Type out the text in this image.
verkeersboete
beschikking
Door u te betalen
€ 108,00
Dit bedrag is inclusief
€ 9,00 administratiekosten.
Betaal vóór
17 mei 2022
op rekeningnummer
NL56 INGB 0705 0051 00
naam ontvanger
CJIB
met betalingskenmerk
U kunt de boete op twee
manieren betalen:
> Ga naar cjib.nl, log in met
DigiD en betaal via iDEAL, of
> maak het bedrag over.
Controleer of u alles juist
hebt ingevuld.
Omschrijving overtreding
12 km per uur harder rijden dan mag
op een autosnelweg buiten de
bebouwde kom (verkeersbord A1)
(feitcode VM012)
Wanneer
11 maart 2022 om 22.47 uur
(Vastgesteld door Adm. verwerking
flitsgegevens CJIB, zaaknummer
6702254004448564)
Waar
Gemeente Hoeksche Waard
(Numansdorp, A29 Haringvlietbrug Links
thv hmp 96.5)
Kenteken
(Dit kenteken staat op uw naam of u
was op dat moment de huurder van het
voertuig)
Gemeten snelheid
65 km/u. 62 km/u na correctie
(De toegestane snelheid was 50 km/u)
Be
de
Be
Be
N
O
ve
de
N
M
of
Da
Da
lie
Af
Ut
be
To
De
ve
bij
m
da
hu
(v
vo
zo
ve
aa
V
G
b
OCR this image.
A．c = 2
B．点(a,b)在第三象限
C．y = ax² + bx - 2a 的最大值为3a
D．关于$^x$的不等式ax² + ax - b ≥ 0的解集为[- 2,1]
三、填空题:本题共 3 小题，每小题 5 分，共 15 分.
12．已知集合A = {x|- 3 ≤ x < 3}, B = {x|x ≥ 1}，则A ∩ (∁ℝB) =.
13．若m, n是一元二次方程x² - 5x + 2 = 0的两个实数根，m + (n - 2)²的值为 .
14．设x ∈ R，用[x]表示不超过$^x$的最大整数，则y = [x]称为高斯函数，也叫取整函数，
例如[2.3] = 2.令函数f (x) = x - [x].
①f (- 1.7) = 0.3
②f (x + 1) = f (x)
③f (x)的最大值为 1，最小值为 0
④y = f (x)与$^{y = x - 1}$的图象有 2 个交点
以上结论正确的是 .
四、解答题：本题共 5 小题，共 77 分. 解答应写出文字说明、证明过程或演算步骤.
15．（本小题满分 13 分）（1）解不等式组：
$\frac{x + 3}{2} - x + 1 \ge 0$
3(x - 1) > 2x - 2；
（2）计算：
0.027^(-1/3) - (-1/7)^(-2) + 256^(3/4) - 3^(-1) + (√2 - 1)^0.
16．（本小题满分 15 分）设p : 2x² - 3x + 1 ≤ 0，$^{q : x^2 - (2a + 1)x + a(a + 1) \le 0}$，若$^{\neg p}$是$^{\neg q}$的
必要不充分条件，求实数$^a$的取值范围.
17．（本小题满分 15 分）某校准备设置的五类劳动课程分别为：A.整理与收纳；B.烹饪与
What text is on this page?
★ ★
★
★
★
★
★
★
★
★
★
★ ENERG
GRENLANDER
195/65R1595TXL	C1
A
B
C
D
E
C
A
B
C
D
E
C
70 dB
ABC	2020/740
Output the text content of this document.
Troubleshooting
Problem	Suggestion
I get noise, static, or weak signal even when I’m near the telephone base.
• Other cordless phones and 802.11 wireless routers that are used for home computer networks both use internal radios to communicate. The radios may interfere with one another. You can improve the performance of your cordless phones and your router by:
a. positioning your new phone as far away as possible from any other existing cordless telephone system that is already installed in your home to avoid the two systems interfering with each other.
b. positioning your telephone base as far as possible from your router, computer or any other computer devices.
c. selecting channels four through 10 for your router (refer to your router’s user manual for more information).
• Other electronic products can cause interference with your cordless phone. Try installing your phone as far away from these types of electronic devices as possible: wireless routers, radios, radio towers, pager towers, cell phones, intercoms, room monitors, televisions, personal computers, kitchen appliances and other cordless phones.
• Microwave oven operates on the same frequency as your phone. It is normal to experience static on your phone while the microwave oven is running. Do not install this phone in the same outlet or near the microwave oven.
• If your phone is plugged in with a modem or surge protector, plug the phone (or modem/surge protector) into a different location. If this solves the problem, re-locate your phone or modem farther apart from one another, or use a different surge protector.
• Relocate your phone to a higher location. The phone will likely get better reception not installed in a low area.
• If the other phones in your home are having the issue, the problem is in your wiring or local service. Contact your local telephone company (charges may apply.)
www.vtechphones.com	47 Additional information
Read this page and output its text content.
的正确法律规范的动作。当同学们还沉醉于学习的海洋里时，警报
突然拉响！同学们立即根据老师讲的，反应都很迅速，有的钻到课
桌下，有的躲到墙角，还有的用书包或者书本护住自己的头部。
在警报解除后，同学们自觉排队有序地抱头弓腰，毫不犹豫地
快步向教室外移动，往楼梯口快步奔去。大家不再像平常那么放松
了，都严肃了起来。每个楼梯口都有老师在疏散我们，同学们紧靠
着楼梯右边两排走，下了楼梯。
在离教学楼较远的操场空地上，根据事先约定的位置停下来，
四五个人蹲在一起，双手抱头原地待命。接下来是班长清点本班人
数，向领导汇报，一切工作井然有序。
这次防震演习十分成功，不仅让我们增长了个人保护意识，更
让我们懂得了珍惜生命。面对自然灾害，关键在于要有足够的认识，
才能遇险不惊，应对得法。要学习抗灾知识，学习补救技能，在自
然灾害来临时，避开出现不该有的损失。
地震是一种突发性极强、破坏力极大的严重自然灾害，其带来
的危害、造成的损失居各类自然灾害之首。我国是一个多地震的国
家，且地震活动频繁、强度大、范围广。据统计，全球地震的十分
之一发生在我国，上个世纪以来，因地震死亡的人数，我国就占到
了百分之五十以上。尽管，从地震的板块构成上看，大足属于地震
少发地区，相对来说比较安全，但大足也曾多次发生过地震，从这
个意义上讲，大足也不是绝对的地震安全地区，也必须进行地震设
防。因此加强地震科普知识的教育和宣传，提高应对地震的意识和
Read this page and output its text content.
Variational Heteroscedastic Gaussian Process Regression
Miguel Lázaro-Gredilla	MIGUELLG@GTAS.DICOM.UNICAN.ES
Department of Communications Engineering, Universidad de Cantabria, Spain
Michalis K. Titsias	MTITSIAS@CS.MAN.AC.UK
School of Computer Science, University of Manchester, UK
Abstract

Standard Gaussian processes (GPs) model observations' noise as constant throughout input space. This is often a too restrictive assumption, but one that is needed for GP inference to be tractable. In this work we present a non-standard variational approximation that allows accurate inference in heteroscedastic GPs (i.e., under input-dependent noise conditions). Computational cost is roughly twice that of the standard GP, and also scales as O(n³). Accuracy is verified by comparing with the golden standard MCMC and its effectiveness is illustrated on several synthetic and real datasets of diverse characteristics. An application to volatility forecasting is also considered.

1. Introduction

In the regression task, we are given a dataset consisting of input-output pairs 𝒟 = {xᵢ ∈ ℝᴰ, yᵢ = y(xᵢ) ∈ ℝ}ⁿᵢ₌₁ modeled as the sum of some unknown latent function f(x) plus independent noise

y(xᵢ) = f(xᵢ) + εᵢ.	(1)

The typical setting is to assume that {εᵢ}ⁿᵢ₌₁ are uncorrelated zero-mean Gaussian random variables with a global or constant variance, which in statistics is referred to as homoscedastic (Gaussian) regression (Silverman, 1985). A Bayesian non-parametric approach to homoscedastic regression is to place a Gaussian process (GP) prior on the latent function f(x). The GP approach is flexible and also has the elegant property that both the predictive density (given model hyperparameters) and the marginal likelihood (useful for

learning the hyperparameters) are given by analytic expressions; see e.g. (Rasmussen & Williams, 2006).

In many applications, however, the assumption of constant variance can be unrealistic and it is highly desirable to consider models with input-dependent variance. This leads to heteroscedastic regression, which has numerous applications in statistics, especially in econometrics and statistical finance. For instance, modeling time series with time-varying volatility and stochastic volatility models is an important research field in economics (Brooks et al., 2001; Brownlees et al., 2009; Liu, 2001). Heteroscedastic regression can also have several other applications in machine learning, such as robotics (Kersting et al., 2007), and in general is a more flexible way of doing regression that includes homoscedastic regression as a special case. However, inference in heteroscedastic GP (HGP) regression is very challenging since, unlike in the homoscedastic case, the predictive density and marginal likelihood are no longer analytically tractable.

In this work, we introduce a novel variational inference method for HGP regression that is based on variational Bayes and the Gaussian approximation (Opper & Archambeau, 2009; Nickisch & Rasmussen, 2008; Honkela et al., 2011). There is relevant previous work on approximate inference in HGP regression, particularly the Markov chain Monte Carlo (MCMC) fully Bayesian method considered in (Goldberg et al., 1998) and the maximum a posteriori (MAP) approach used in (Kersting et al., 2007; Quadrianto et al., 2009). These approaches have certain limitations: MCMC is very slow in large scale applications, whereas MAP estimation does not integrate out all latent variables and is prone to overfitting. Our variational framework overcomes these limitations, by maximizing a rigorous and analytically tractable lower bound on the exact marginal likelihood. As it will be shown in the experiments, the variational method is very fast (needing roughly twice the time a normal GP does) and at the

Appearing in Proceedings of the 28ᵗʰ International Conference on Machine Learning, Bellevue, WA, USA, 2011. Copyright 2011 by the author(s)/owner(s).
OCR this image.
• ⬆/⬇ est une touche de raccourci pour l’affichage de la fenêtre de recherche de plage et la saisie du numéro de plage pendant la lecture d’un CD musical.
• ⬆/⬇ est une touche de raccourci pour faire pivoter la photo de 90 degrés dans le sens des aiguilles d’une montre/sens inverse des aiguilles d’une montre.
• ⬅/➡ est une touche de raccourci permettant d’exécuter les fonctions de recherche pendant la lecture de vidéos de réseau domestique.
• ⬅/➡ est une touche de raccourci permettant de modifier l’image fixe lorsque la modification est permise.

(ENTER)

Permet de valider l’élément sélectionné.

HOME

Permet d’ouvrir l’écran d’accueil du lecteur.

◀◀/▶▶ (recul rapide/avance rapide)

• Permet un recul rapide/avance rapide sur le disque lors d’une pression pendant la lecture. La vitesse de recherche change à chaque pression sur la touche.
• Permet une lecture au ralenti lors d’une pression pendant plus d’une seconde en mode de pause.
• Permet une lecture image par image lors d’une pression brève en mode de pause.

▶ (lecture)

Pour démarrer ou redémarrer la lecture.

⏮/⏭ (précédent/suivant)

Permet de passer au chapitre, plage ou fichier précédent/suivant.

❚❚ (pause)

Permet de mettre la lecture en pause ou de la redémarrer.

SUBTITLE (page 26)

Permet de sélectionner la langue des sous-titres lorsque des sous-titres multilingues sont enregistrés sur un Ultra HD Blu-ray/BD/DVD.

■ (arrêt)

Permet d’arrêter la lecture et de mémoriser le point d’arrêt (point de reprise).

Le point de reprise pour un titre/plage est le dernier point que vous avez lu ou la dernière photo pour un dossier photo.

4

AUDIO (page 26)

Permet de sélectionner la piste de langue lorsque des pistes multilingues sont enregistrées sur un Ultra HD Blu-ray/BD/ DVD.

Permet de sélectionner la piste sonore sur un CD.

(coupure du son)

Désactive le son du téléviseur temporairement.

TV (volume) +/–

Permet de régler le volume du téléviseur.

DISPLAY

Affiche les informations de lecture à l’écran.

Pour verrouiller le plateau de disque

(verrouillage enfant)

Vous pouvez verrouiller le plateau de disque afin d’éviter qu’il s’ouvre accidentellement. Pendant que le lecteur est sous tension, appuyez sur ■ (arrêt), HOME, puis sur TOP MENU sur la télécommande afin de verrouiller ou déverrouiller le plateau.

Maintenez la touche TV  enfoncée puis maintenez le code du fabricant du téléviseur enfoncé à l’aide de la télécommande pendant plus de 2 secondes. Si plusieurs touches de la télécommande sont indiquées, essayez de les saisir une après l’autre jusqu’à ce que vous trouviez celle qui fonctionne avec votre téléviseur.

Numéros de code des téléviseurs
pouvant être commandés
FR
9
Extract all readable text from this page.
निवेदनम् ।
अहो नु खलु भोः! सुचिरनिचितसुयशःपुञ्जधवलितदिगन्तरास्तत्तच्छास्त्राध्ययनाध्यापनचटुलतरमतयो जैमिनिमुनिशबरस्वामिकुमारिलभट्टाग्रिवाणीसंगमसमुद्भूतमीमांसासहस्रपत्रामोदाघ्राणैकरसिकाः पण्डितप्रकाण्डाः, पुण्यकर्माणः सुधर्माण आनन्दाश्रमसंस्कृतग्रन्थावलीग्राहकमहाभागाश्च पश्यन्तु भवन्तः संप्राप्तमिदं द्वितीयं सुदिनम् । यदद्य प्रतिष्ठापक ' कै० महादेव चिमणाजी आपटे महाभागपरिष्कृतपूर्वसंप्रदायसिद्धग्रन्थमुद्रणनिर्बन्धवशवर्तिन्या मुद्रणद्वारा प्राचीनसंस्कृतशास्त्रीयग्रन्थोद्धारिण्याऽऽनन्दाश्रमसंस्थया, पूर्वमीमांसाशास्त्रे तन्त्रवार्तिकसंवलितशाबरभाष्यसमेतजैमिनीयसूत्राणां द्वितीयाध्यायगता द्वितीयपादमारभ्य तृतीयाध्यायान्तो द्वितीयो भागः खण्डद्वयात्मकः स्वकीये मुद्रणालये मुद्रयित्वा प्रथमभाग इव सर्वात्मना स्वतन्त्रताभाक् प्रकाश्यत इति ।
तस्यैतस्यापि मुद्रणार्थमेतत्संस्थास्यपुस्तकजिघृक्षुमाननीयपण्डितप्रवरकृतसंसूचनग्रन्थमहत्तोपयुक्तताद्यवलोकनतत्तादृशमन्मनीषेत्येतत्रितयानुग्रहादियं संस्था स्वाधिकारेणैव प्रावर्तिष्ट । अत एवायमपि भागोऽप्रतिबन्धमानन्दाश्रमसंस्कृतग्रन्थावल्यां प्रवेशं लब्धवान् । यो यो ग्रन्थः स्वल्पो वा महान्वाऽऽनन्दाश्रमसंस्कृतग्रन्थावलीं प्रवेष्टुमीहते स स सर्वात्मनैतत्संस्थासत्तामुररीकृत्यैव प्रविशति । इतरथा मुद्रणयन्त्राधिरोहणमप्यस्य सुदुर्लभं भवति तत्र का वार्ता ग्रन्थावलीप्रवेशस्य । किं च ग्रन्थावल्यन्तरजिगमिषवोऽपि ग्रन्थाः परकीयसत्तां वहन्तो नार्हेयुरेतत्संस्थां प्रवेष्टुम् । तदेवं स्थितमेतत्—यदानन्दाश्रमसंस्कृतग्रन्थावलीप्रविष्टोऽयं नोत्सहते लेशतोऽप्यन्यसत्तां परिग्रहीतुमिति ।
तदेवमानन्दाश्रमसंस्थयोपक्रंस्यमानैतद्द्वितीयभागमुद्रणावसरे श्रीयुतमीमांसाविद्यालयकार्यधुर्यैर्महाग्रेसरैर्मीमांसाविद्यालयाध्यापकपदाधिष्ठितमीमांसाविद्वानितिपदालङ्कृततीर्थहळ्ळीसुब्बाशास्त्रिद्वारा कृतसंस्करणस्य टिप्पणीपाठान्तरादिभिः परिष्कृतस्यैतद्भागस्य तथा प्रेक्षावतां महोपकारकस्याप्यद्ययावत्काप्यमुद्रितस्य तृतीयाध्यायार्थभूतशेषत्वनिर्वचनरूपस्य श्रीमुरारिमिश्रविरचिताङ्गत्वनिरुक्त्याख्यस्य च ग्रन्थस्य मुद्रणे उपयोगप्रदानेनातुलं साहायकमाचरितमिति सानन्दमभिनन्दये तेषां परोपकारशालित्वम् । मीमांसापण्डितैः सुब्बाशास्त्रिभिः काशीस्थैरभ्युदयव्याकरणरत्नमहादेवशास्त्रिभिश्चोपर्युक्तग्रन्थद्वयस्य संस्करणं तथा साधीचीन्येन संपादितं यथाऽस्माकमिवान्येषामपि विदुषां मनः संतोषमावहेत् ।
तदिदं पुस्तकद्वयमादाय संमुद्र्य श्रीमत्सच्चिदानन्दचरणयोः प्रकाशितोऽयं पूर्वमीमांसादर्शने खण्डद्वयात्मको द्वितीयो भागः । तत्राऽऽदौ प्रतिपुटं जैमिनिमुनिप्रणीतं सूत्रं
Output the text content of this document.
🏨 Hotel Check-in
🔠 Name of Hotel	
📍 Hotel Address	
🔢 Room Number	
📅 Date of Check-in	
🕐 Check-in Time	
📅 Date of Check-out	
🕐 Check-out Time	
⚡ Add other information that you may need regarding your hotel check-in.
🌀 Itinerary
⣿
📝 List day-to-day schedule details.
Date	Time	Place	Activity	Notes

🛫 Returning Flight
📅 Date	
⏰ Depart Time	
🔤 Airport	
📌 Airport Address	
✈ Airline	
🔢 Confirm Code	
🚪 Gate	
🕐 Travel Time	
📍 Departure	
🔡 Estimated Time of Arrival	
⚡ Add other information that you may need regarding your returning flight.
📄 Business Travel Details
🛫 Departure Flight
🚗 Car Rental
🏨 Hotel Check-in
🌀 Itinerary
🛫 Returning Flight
════════
WRITTEN REQUEST
From the material above, gather all lines that include the string "verrouiller" and copy them.

WRITTEN RESPONSE
Pour verrouiller le plateau de disque
Vous pouvez verrouiller le plateau de disque afin d’éviter qu’il s’ouvre accidentellement. Pendant que le lecteur est sous tension, appuyez sur ■ (arrêt), HOME, puis sur TOP MENU sur la télécommande afin de verrouiller ou déverrouiller le plateau.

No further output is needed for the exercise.